▽
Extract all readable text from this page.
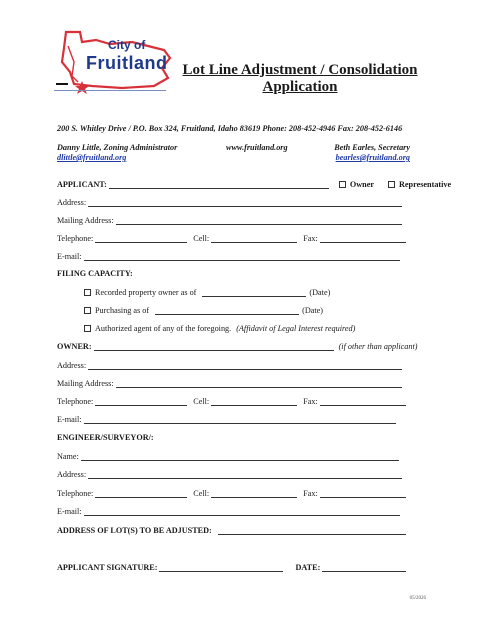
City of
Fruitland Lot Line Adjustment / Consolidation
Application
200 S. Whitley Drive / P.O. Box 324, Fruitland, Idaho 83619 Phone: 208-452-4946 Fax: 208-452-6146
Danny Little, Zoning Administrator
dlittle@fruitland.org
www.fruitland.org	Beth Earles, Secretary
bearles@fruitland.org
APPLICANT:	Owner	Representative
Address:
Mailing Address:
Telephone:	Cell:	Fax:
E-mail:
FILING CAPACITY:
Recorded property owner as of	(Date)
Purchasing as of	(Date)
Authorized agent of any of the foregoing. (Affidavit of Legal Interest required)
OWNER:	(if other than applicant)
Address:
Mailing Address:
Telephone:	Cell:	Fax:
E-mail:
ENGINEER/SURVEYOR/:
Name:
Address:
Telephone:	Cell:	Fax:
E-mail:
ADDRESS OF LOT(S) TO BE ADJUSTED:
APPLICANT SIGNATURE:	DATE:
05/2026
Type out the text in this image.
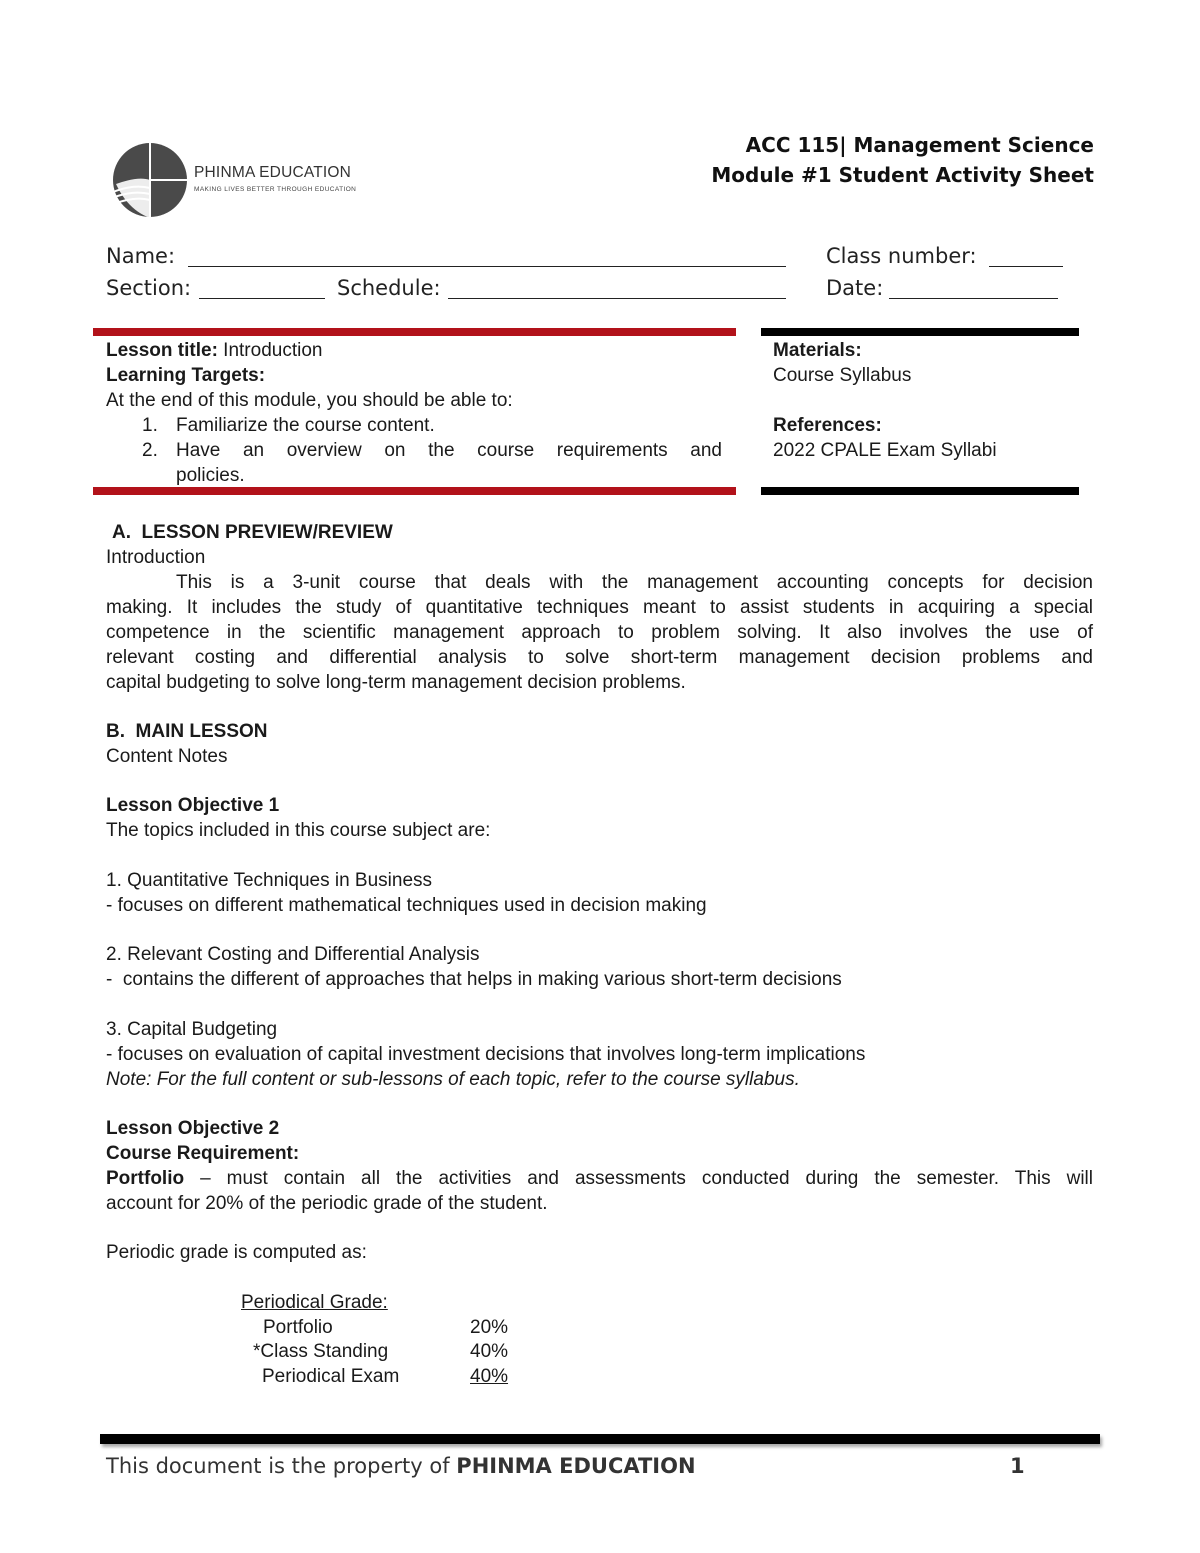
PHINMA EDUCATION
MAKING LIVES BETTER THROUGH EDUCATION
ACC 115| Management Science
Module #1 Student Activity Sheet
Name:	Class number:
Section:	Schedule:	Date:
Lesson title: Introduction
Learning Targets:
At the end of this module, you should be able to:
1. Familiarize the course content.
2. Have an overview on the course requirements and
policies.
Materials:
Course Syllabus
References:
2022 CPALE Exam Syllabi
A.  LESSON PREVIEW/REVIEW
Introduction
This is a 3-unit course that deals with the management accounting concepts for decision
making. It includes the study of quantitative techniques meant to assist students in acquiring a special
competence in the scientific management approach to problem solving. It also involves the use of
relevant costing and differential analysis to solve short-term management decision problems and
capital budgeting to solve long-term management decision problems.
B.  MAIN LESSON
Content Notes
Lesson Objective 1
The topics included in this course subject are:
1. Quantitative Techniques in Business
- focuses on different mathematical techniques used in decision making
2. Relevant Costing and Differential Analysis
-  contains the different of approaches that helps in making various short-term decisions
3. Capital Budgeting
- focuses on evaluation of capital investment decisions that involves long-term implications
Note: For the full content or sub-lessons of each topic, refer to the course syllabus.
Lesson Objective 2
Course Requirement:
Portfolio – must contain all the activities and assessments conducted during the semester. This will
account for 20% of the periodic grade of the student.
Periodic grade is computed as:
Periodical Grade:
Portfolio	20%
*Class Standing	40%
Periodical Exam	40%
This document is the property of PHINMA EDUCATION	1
△
Request:
Please repeat the entries exactly. Do not include the pictures.

Task solution:
Extract all readable text from this page.
City of
Fruitland Lot Line Adjustment / Consolidation
Application
200 S. Whitley Drive / P.O. Box 324, Fruitland, Idaho 83619 Phone: 208-452-4946 Fax: 208-452-6146
Danny Little, Zoning Administrator
dlittle@fruitland.org
www.fruitland.org	Beth Earles, Secretary
bearles@fruitland.org
APPLICANT:	Owner	Representative
Address:
Mailing Address:
Telephone:	Cell:	Fax:
E-mail:
FILING CAPACITY:
Recorded property owner as of	(Date)
Purchasing as of	(Date)
Authorized agent of any of the foregoing. (Affidavit of Legal Interest required)
OWNER:	(if other than applicant)
Address:
Mailing Address:
Telephone:	Cell:	Fax:
E-mail:
ENGINEER/SURVEYOR/:
Name:
Address:
Telephone:	Cell:	Fax:
E-mail:
ADDRESS OF LOT(S) TO BE ADJUSTED:
APPLICANT SIGNATURE:	DATE:
05/2026
Type out the text in this image.
PHINMA EDUCATION
MAKING LIVES BETTER THROUGH EDUCATION
ACC 115| Management Science
Module #1 Student Activity Sheet
Name:	Class number:
Section:	Schedule:	Date:
Lesson title: Introduction
Learning Targets:
At the end of this module, you should be able to:
1. Familiarize the course content.
2. Have an overview on the course requirements and
policies.
Materials:
Course Syllabus
References:
2022 CPALE Exam Syllabi
A.  LESSON PREVIEW/REVIEW
Introduction
This is a 3-unit course that deals with the management accounting concepts for decision
making. It includes the study of quantitative techniques meant to assist students in acquiring a special
competence in the scientific management approach to problem solving. It also involves the use of
relevant costing and differential analysis to solve short-term management decision problems and
capital budgeting to solve long-term management decision problems.
B.  MAIN LESSON
Content Notes
Lesson Objective 1
The topics included in this course subject are:
1. Quantitative Techniques in Business
- focuses on different mathematical techniques used in decision making
2. Relevant Costing and Differential Analysis
-  contains the different of approaches that helps in making various short-term decisions
3. Capital Budgeting
- focuses on evaluation of capital investment decisions that involves long-term implications
Note: For the full content or sub-lessons of each topic, refer to the course syllabus.
Lesson Objective 2
Course Requirement:
Portfolio – must contain all the activities and assessments conducted during the semester. This will
account for 20% of the periodic grade of the student.
Periodic grade is computed as:
Periodical Grade:
Portfolio	20%
*Class Standing	40%
Periodical Exam	40%
This document is the property of PHINMA EDUCATION	1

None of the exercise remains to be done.